-- start PROVIDED DATA --

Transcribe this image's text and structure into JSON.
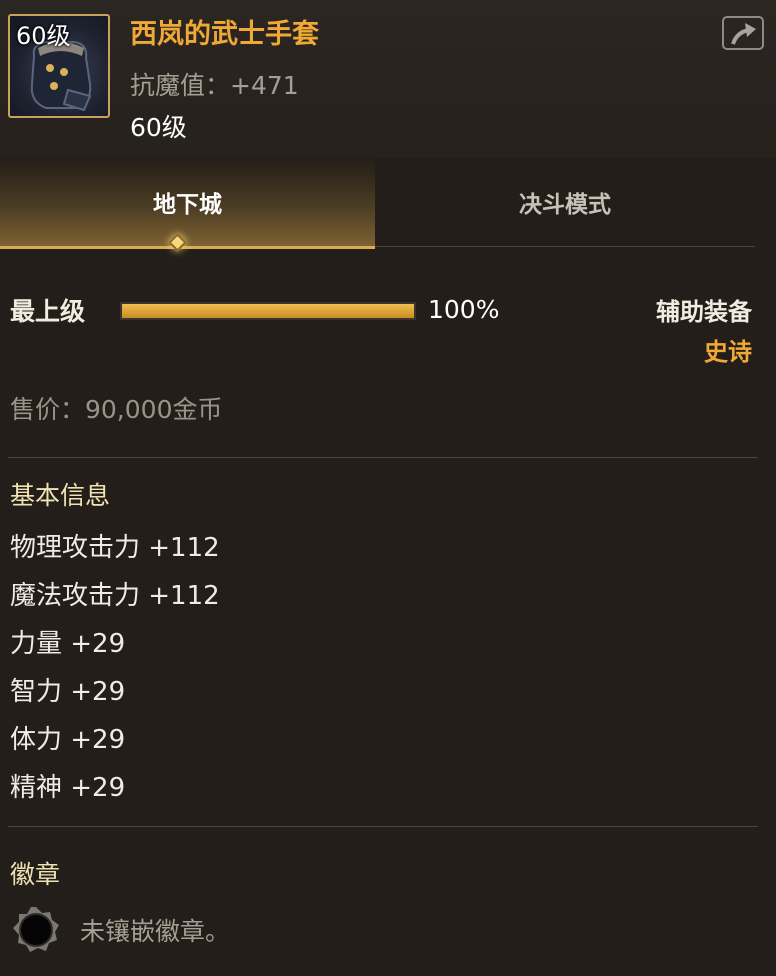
{
  "item": {
    "level_badge": "60级",
    "name": "西岚的武士手套",
    "resist": "抗魔值：+471",
    "req_level": "60级"
  },
  "share_icon": "share-icon",
  "tabs": [
    {
      "label": "地下城",
      "active": true
    },
    {
      "label": "决斗模式",
      "active": false
    }
  ],
  "grade": {
    "label": "最上级",
    "percent": 100,
    "percent_text": "100%"
  },
  "equip_type": "辅助装备",
  "rarity": "史诗",
  "sale_price": "售价：90,000金币",
  "basic_info": {
    "title": "基本信息",
    "stats": [
      "物理攻击力 +112",
      "魔法攻击力 +112",
      "力量 +29",
      "智力 +29",
      "体力 +29",
      "精神 +29"
    ]
  },
  "emblem": {
    "title": "徽章",
    "empty_text": "未镶嵌徽章。"
  },
  "colors": {
    "name_gold": "#f0a935",
    "rarity_gold": "#f0a935",
    "bar_fill": "#e0a83a",
    "background": "#231e19"
  }
}
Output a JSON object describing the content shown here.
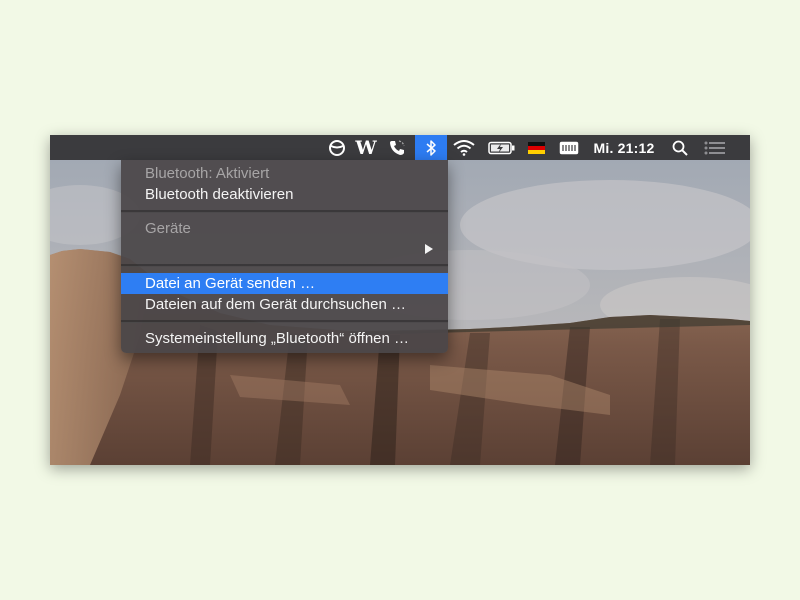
{
  "menubar": {
    "clock": "Mi. 21:12",
    "w_label": "W",
    "icons": [
      "status-circle-icon",
      "w-app-icon",
      "phone-icon",
      "bluetooth-icon",
      "wifi-icon",
      "battery-charging-icon",
      "german-flag-icon",
      "keyboard-icon",
      "spotlight-search-icon",
      "notification-center-icon"
    ]
  },
  "bluetooth_menu": {
    "status": "Bluetooth: Aktiviert",
    "toggle": "Bluetooth deaktivieren",
    "devices_header": "Geräte",
    "send_file": "Datei an Gerät senden …",
    "browse_files": "Dateien auf dem Gerät durchsuchen …",
    "open_prefs": "Systemeinstellung „Bluetooth“ öffnen …"
  },
  "colors": {
    "menubar": "#3b3b3e",
    "highlight": "#2e7ef3",
    "page_background": "#f2f9e6"
  }
}
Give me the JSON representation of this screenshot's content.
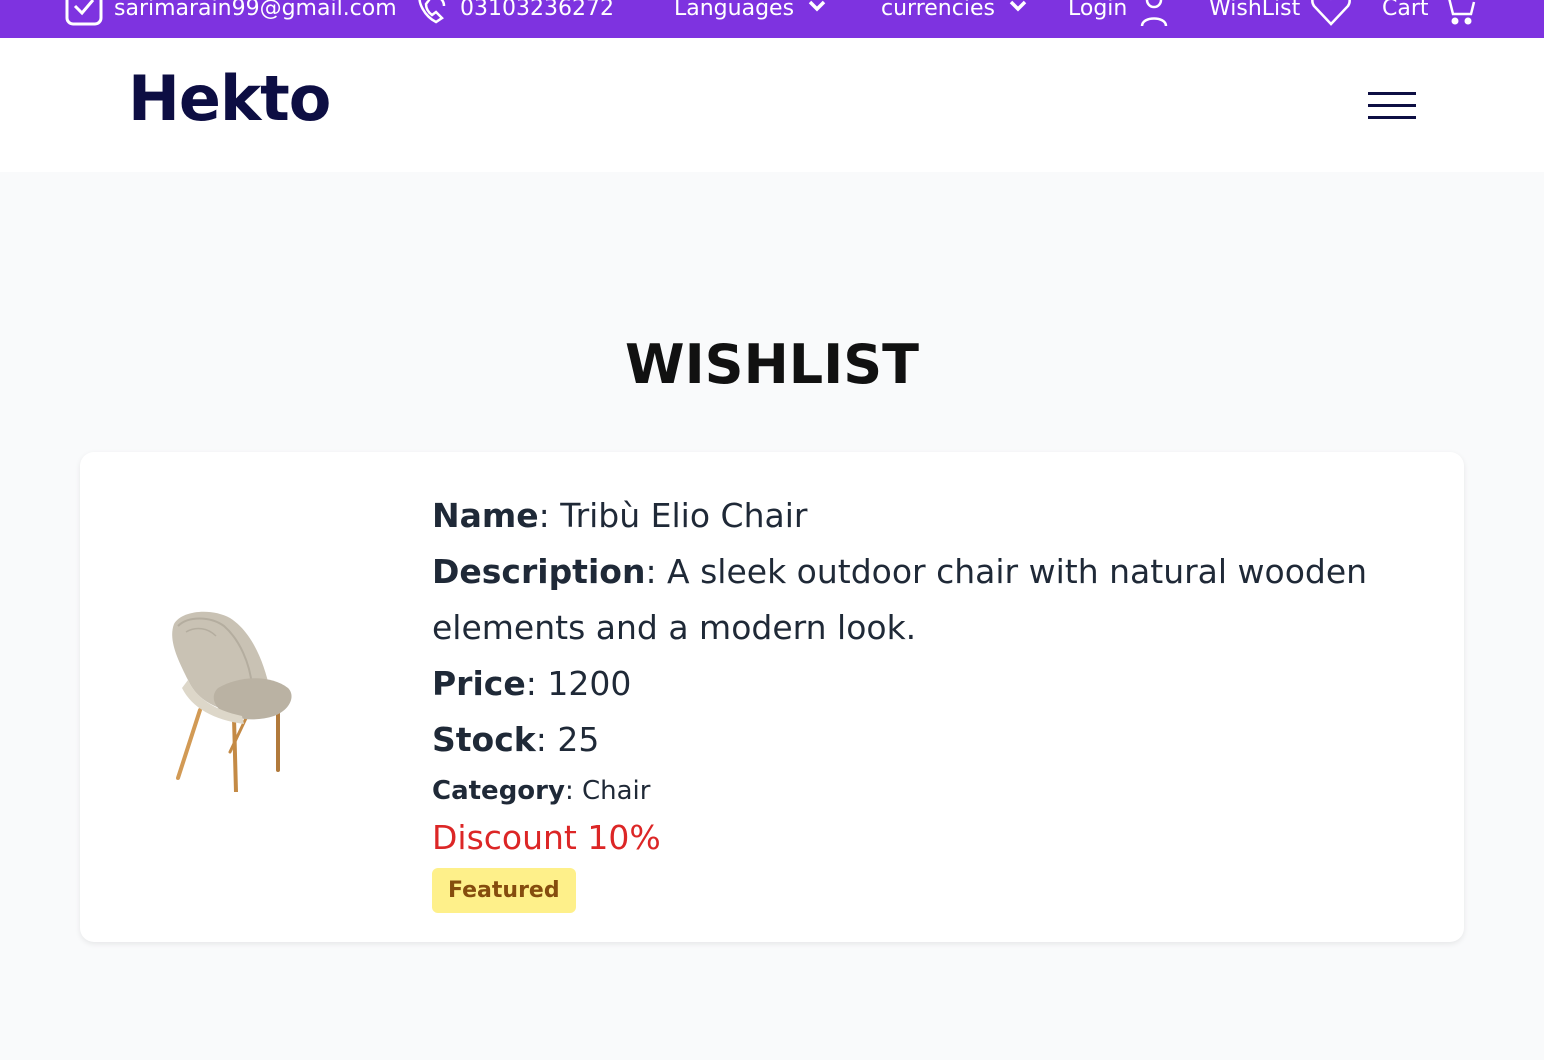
{
  "topbar": {
    "email": "sarimarain99@gmail.com",
    "phone": "03103236272",
    "languages": "Languages",
    "currencies": "currencies",
    "login": "Login",
    "wishlist": "WishList",
    "cart": "Cart",
    "bg_color": "#7e33e0"
  },
  "header": {
    "logo": "Hekto",
    "logo_color": "#0d0e43"
  },
  "page": {
    "title": "WISHLIST"
  },
  "item": {
    "name_label": "Name",
    "name": "Tribù Elio Chair",
    "description_label": "Description",
    "description": "A sleek outdoor chair with natural wooden elements and a modern look.",
    "price_label": "Price",
    "price": "1200",
    "stock_label": "Stock",
    "stock": "25",
    "category_label": "Category",
    "category": "Chair",
    "discount": "Discount 10%",
    "badge": "Featured",
    "discount_color": "#dc2626",
    "badge_bg": "#fef08a"
  }
}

-- end PROVIDED DATA --

◆ WHAT YOU HAVE TO DO ◆
Retype every record above exactly as written, but leave out the pictures.

◆ FINAL RESULT ◆
Transcribe this image's text and structure into JSON.
{
  "item": {
    "level_badge": "60级",
    "name": "西岚的武士手套",
    "resist": "抗魔值：+471",
    "req_level": "60级"
  },
  "share_icon": "share-icon",
  "tabs": [
    {
      "label": "地下城",
      "active": true
    },
    {
      "label": "决斗模式",
      "active": false
    }
  ],
  "grade": {
    "label": "最上级",
    "percent": 100,
    "percent_text": "100%"
  },
  "equip_type": "辅助装备",
  "rarity": "史诗",
  "sale_price": "售价：90,000金币",
  "basic_info": {
    "title": "基本信息",
    "stats": [
      "物理攻击力 +112",
      "魔法攻击力 +112",
      "力量 +29",
      "智力 +29",
      "体力 +29",
      "精神 +29"
    ]
  },
  "emblem": {
    "title": "徽章",
    "empty_text": "未镶嵌徽章。"
  },
  "colors": {
    "name_gold": "#f0a935",
    "rarity_gold": "#f0a935",
    "bar_fill": "#e0a83a",
    "background": "#231e19"
  }
}
Output a JSON object describing the content shown here.
{
  "menubar": {
    "clock": "Mi. 21:12",
    "w_label": "W",
    "icons": [
      "status-circle-icon",
      "w-app-icon",
      "phone-icon",
      "bluetooth-icon",
      "wifi-icon",
      "battery-charging-icon",
      "german-flag-icon",
      "keyboard-icon",
      "spotlight-search-icon",
      "notification-center-icon"
    ]
  },
  "bluetooth_menu": {
    "status": "Bluetooth: Aktiviert",
    "toggle": "Bluetooth deaktivieren",
    "devices_header": "Geräte",
    "send_file": "Datei an Gerät senden …",
    "browse_files": "Dateien auf dem Gerät durchsuchen …",
    "open_prefs": "Systemeinstellung „Bluetooth“ öffnen …"
  },
  "colors": {
    "menubar": "#3b3b3e",
    "highlight": "#2e7ef3",
    "page_background": "#f2f9e6"
  }
}
Give me the JSON representation of this screenshot's content.
{
  "topbar": {
    "email": "sarimarain99@gmail.com",
    "phone": "03103236272",
    "languages": "Languages",
    "currencies": "currencies",
    "login": "Login",
    "wishlist": "WishList",
    "cart": "Cart",
    "bg_color": "#7e33e0"
  },
  "header": {
    "logo": "Hekto",
    "logo_color": "#0d0e43"
  },
  "page": {
    "title": "WISHLIST"
  },
  "item": {
    "name_label": "Name",
    "name": "Tribù Elio Chair",
    "description_label": "Description",
    "description": "A sleek outdoor chair with natural wooden elements and a modern look.",
    "price_label": "Price",
    "price": "1200",
    "stock_label": "Stock",
    "stock": "25",
    "category_label": "Category",
    "category": "Chair",
    "discount": "Discount 10%",
    "badge": "Featured",
    "discount_color": "#dc2626",
    "badge_bg": "#fef08a"
  }
}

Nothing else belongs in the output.